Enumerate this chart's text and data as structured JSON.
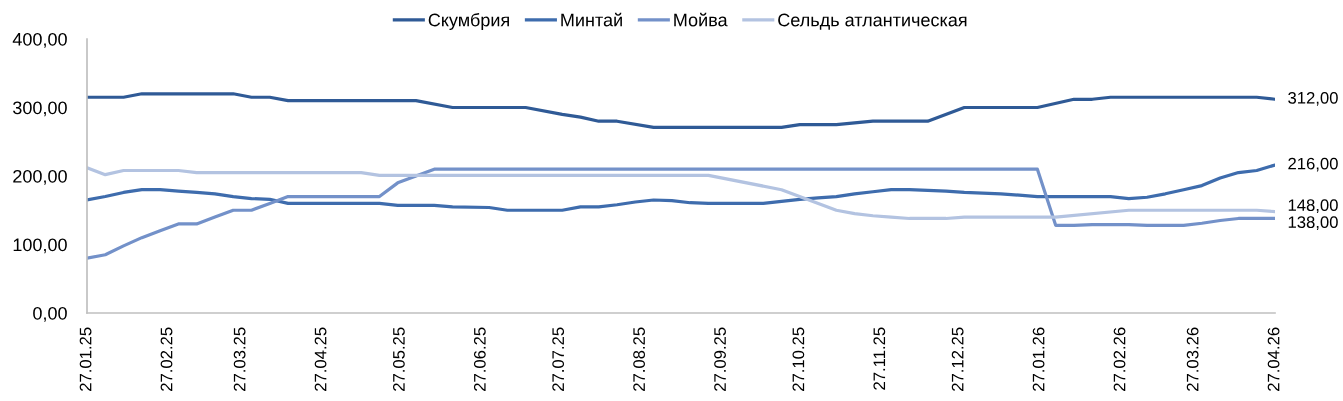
{
  "chart_data": {
    "type": "line",
    "xlim": [
      "2025-01-27",
      "2026-04-27"
    ],
    "xticks": [
      {
        "value": "2025-01-27",
        "label": "27.01.25"
      },
      {
        "value": "2025-02-27",
        "label": "27.02.25"
      },
      {
        "value": "2025-03-27",
        "label": "27.03.25"
      },
      {
        "value": "2025-04-27",
        "label": "27.04.25"
      },
      {
        "value": "2025-05-27",
        "label": "27.05.25"
      },
      {
        "value": "2025-06-27",
        "label": "27.06.25"
      },
      {
        "value": "2025-07-27",
        "label": "27.07.25"
      },
      {
        "value": "2025-08-27",
        "label": "27.08.25"
      },
      {
        "value": "2025-09-27",
        "label": "27.09.25"
      },
      {
        "value": "2025-10-27",
        "label": "27.10.25"
      },
      {
        "value": "2025-11-27",
        "label": "27.11.25"
      },
      {
        "value": "2025-12-27",
        "label": "27.12.25"
      },
      {
        "value": "2026-01-27",
        "label": "27.01.26"
      },
      {
        "value": "2026-02-27",
        "label": "27.02.26"
      },
      {
        "value": "2026-03-27",
        "label": "27.03.26"
      },
      {
        "value": "2026-04-27",
        "label": "27.04.26"
      }
    ],
    "ylim": [
      0,
      400
    ],
    "yticks": [
      {
        "value": 0,
        "label": "0,00"
      },
      {
        "value": 100,
        "label": "100,00"
      },
      {
        "value": 200,
        "label": "200,00"
      },
      {
        "value": 300,
        "label": "300,00"
      },
      {
        "value": 400,
        "label": "400,00"
      }
    ],
    "grid": false,
    "legend": "top",
    "line_style": "solid",
    "series": [
      {
        "name": "Скумбрия",
        "color": "#2f5a96",
        "x": [
          "2025-01-27",
          "2025-02-10",
          "2025-02-17",
          "2025-03-24",
          "2025-03-31",
          "2025-04-07",
          "2025-04-14",
          "2025-06-02",
          "2025-06-16",
          "2025-07-14",
          "2025-07-28",
          "2025-08-04",
          "2025-08-11",
          "2025-08-18",
          "2025-09-01",
          "2025-10-20",
          "2025-10-27",
          "2025-11-10",
          "2025-11-24",
          "2025-12-15",
          "2025-12-29",
          "2026-01-26",
          "2026-02-09",
          "2026-02-16",
          "2026-02-23",
          "2026-04-20",
          "2026-04-27"
        ],
        "values": [
          315,
          315,
          320,
          320,
          315,
          315,
          310,
          310,
          300,
          300,
          290,
          286,
          280,
          280,
          271,
          271,
          275,
          275,
          280,
          280,
          300,
          300,
          312,
          312,
          315,
          315,
          312
        ],
        "value_labels": [
          null,
          null,
          null,
          null,
          null,
          null,
          null,
          null,
          null,
          null,
          null,
          null,
          null,
          null,
          null,
          null,
          null,
          null,
          null,
          null,
          null,
          null,
          null,
          null,
          null,
          null,
          "312,00"
        ]
      },
      {
        "name": "Минтай",
        "color": "#3e6cad",
        "x": [
          "2025-01-27",
          "2025-02-03",
          "2025-02-10",
          "2025-02-17",
          "2025-02-24",
          "2025-03-03",
          "2025-03-10",
          "2025-03-17",
          "2025-03-24",
          "2025-03-31",
          "2025-04-07",
          "2025-04-14",
          "2025-05-19",
          "2025-05-26",
          "2025-06-09",
          "2025-06-16",
          "2025-06-30",
          "2025-07-07",
          "2025-07-28",
          "2025-08-04",
          "2025-08-11",
          "2025-08-18",
          "2025-08-25",
          "2025-09-01",
          "2025-09-08",
          "2025-09-15",
          "2025-09-22",
          "2025-10-13",
          "2025-10-20",
          "2025-10-27",
          "2025-11-03",
          "2025-11-10",
          "2025-11-17",
          "2025-11-24",
          "2025-12-01",
          "2025-12-08",
          "2025-12-15",
          "2025-12-22",
          "2025-12-29",
          "2026-01-12",
          "2026-01-19",
          "2026-01-26",
          "2026-02-23",
          "2026-03-02",
          "2026-03-09",
          "2026-03-16",
          "2026-03-23",
          "2026-03-30",
          "2026-04-06",
          "2026-04-13",
          "2026-04-20",
          "2026-04-27"
        ],
        "values": [
          165,
          170,
          176,
          180,
          180,
          178,
          176,
          174,
          170,
          167,
          166,
          160,
          160,
          157,
          157,
          155,
          154,
          150,
          150,
          155,
          155,
          158,
          162,
          165,
          164,
          161,
          160,
          160,
          163,
          166,
          168,
          170,
          174,
          177,
          180,
          180,
          179,
          178,
          176,
          174,
          172,
          170,
          170,
          167,
          169,
          174,
          180,
          186,
          197,
          205,
          208,
          216
        ],
        "value_labels": [
          null,
          null,
          null,
          null,
          null,
          null,
          null,
          null,
          null,
          null,
          null,
          null,
          null,
          null,
          null,
          null,
          null,
          null,
          null,
          null,
          null,
          null,
          null,
          null,
          null,
          null,
          null,
          null,
          null,
          null,
          null,
          null,
          null,
          null,
          null,
          null,
          null,
          null,
          null,
          null,
          null,
          null,
          null,
          null,
          null,
          null,
          null,
          null,
          null,
          null,
          null,
          "216,00"
        ]
      },
      {
        "name": "Мойва",
        "color": "#7391c9",
        "x": [
          "2025-01-27",
          "2025-02-03",
          "2025-02-10",
          "2025-02-17",
          "2025-02-24",
          "2025-03-03",
          "2025-03-10",
          "2025-03-17",
          "2025-03-24",
          "2025-03-31",
          "2025-04-07",
          "2025-04-14",
          "2025-05-19",
          "2025-05-26",
          "2025-06-02",
          "2025-06-09",
          "2026-01-26",
          "2026-02-02",
          "2026-02-09",
          "2026-02-16",
          "2026-03-02",
          "2026-03-09",
          "2026-03-23",
          "2026-03-30",
          "2026-04-06",
          "2026-04-13",
          "2026-04-27"
        ],
        "values": [
          80,
          85,
          98,
          110,
          120,
          130,
          130,
          140,
          150,
          150,
          160,
          170,
          170,
          190,
          200,
          210,
          210,
          128,
          128,
          129,
          129,
          128,
          128,
          131,
          135,
          138,
          138
        ],
        "value_labels": [
          null,
          null,
          null,
          null,
          null,
          null,
          null,
          null,
          null,
          null,
          null,
          null,
          null,
          null,
          null,
          null,
          null,
          null,
          null,
          null,
          null,
          null,
          null,
          null,
          null,
          null,
          "138,00"
        ]
      },
      {
        "name": "Сельдь атлантическая",
        "color": "#b3c3e1",
        "x": [
          "2025-01-27",
          "2025-02-03",
          "2025-02-10",
          "2025-03-03",
          "2025-03-10",
          "2025-05-12",
          "2025-05-19",
          "2025-09-22",
          "2025-10-20",
          "2025-11-10",
          "2025-11-17",
          "2025-11-24",
          "2025-12-01",
          "2025-12-08",
          "2025-12-22",
          "2025-12-29",
          "2026-02-02",
          "2026-03-02",
          "2026-04-20",
          "2026-04-27"
        ],
        "values": [
          212,
          202,
          208,
          208,
          205,
          205,
          201,
          201,
          180,
          150,
          145,
          142,
          140,
          138,
          138,
          140,
          140,
          150,
          150,
          148
        ],
        "value_labels": [
          null,
          null,
          null,
          null,
          null,
          null,
          null,
          null,
          null,
          null,
          null,
          null,
          null,
          null,
          null,
          null,
          null,
          null,
          null,
          "148,00"
        ]
      }
    ]
  }
}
════════
*EXERCISE DIRECTIONS*
Leave out the pictures, and give all the records again exactly.

*WORKED ANSWER*
Enumerate this chart's text and data as structured JSON.
{
  "chart_data": {
    "type": "line",
    "xlim": [
      "2025-01-27",
      "2026-04-27"
    ],
    "xticks": [
      {
        "value": "2025-01-27",
        "label": "27.01.25"
      },
      {
        "value": "2025-02-27",
        "label": "27.02.25"
      },
      {
        "value": "2025-03-27",
        "label": "27.03.25"
      },
      {
        "value": "2025-04-27",
        "label": "27.04.25"
      },
      {
        "value": "2025-05-27",
        "label": "27.05.25"
      },
      {
        "value": "2025-06-27",
        "label": "27.06.25"
      },
      {
        "value": "2025-07-27",
        "label": "27.07.25"
      },
      {
        "value": "2025-08-27",
        "label": "27.08.25"
      },
      {
        "value": "2025-09-27",
        "label": "27.09.25"
      },
      {
        "value": "2025-10-27",
        "label": "27.10.25"
      },
      {
        "value": "2025-11-27",
        "label": "27.11.25"
      },
      {
        "value": "2025-12-27",
        "label": "27.12.25"
      },
      {
        "value": "2026-01-27",
        "label": "27.01.26"
      },
      {
        "value": "2026-02-27",
        "label": "27.02.26"
      },
      {
        "value": "2026-03-27",
        "label": "27.03.26"
      },
      {
        "value": "2026-04-27",
        "label": "27.04.26"
      }
    ],
    "ylim": [
      0,
      400
    ],
    "yticks": [
      {
        "value": 0,
        "label": "0,00"
      },
      {
        "value": 100,
        "label": "100,00"
      },
      {
        "value": 200,
        "label": "200,00"
      },
      {
        "value": 300,
        "label": "300,00"
      },
      {
        "value": 400,
        "label": "400,00"
      }
    ],
    "grid": false,
    "legend": "top",
    "line_style": "solid",
    "series": [
      {
        "name": "Скумбрия",
        "color": "#2f5a96",
        "x": [
          "2025-01-27",
          "2025-02-10",
          "2025-02-17",
          "2025-03-24",
          "2025-03-31",
          "2025-04-07",
          "2025-04-14",
          "2025-06-02",
          "2025-06-16",
          "2025-07-14",
          "2025-07-28",
          "2025-08-04",
          "2025-08-11",
          "2025-08-18",
          "2025-09-01",
          "2025-10-20",
          "2025-10-27",
          "2025-11-10",
          "2025-11-24",
          "2025-12-15",
          "2025-12-29",
          "2026-01-26",
          "2026-02-09",
          "2026-02-16",
          "2026-02-23",
          "2026-04-20",
          "2026-04-27"
        ],
        "values": [
          315,
          315,
          320,
          320,
          315,
          315,
          310,
          310,
          300,
          300,
          290,
          286,
          280,
          280,
          271,
          271,
          275,
          275,
          280,
          280,
          300,
          300,
          312,
          312,
          315,
          315,
          312
        ],
        "value_labels": [
          null,
          null,
          null,
          null,
          null,
          null,
          null,
          null,
          null,
          null,
          null,
          null,
          null,
          null,
          null,
          null,
          null,
          null,
          null,
          null,
          null,
          null,
          null,
          null,
          null,
          null,
          "312,00"
        ]
      },
      {
        "name": "Минтай",
        "color": "#3e6cad",
        "x": [
          "2025-01-27",
          "2025-02-03",
          "2025-02-10",
          "2025-02-17",
          "2025-02-24",
          "2025-03-03",
          "2025-03-10",
          "2025-03-17",
          "2025-03-24",
          "2025-03-31",
          "2025-04-07",
          "2025-04-14",
          "2025-05-19",
          "2025-05-26",
          "2025-06-09",
          "2025-06-16",
          "2025-06-30",
          "2025-07-07",
          "2025-07-28",
          "2025-08-04",
          "2025-08-11",
          "2025-08-18",
          "2025-08-25",
          "2025-09-01",
          "2025-09-08",
          "2025-09-15",
          "2025-09-22",
          "2025-10-13",
          "2025-10-20",
          "2025-10-27",
          "2025-11-03",
          "2025-11-10",
          "2025-11-17",
          "2025-11-24",
          "2025-12-01",
          "2025-12-08",
          "2025-12-15",
          "2025-12-22",
          "2025-12-29",
          "2026-01-12",
          "2026-01-19",
          "2026-01-26",
          "2026-02-23",
          "2026-03-02",
          "2026-03-09",
          "2026-03-16",
          "2026-03-23",
          "2026-03-30",
          "2026-04-06",
          "2026-04-13",
          "2026-04-20",
          "2026-04-27"
        ],
        "values": [
          165,
          170,
          176,
          180,
          180,
          178,
          176,
          174,
          170,
          167,
          166,
          160,
          160,
          157,
          157,
          155,
          154,
          150,
          150,
          155,
          155,
          158,
          162,
          165,
          164,
          161,
          160,
          160,
          163,
          166,
          168,
          170,
          174,
          177,
          180,
          180,
          179,
          178,
          176,
          174,
          172,
          170,
          170,
          167,
          169,
          174,
          180,
          186,
          197,
          205,
          208,
          216
        ],
        "value_labels": [
          null,
          null,
          null,
          null,
          null,
          null,
          null,
          null,
          null,
          null,
          null,
          null,
          null,
          null,
          null,
          null,
          null,
          null,
          null,
          null,
          null,
          null,
          null,
          null,
          null,
          null,
          null,
          null,
          null,
          null,
          null,
          null,
          null,
          null,
          null,
          null,
          null,
          null,
          null,
          null,
          null,
          null,
          null,
          null,
          null,
          null,
          null,
          null,
          null,
          null,
          null,
          "216,00"
        ]
      },
      {
        "name": "Мойва",
        "color": "#7391c9",
        "x": [
          "2025-01-27",
          "2025-02-03",
          "2025-02-10",
          "2025-02-17",
          "2025-02-24",
          "2025-03-03",
          "2025-03-10",
          "2025-03-17",
          "2025-03-24",
          "2025-03-31",
          "2025-04-07",
          "2025-04-14",
          "2025-05-19",
          "2025-05-26",
          "2025-06-02",
          "2025-06-09",
          "2026-01-26",
          "2026-02-02",
          "2026-02-09",
          "2026-02-16",
          "2026-03-02",
          "2026-03-09",
          "2026-03-23",
          "2026-03-30",
          "2026-04-06",
          "2026-04-13",
          "2026-04-27"
        ],
        "values": [
          80,
          85,
          98,
          110,
          120,
          130,
          130,
          140,
          150,
          150,
          160,
          170,
          170,
          190,
          200,
          210,
          210,
          128,
          128,
          129,
          129,
          128,
          128,
          131,
          135,
          138,
          138
        ],
        "value_labels": [
          null,
          null,
          null,
          null,
          null,
          null,
          null,
          null,
          null,
          null,
          null,
          null,
          null,
          null,
          null,
          null,
          null,
          null,
          null,
          null,
          null,
          null,
          null,
          null,
          null,
          null,
          "138,00"
        ]
      },
      {
        "name": "Сельдь атлантическая",
        "color": "#b3c3e1",
        "x": [
          "2025-01-27",
          "2025-02-03",
          "2025-02-10",
          "2025-03-03",
          "2025-03-10",
          "2025-05-12",
          "2025-05-19",
          "2025-09-22",
          "2025-10-20",
          "2025-11-10",
          "2025-11-17",
          "2025-11-24",
          "2025-12-01",
          "2025-12-08",
          "2025-12-22",
          "2025-12-29",
          "2026-02-02",
          "2026-03-02",
          "2026-04-20",
          "2026-04-27"
        ],
        "values": [
          212,
          202,
          208,
          208,
          205,
          205,
          201,
          201,
          180,
          150,
          145,
          142,
          140,
          138,
          138,
          140,
          140,
          150,
          150,
          148
        ],
        "value_labels": [
          null,
          null,
          null,
          null,
          null,
          null,
          null,
          null,
          null,
          null,
          null,
          null,
          null,
          null,
          null,
          null,
          null,
          null,
          null,
          "148,00"
        ]
      }
    ]
  }
}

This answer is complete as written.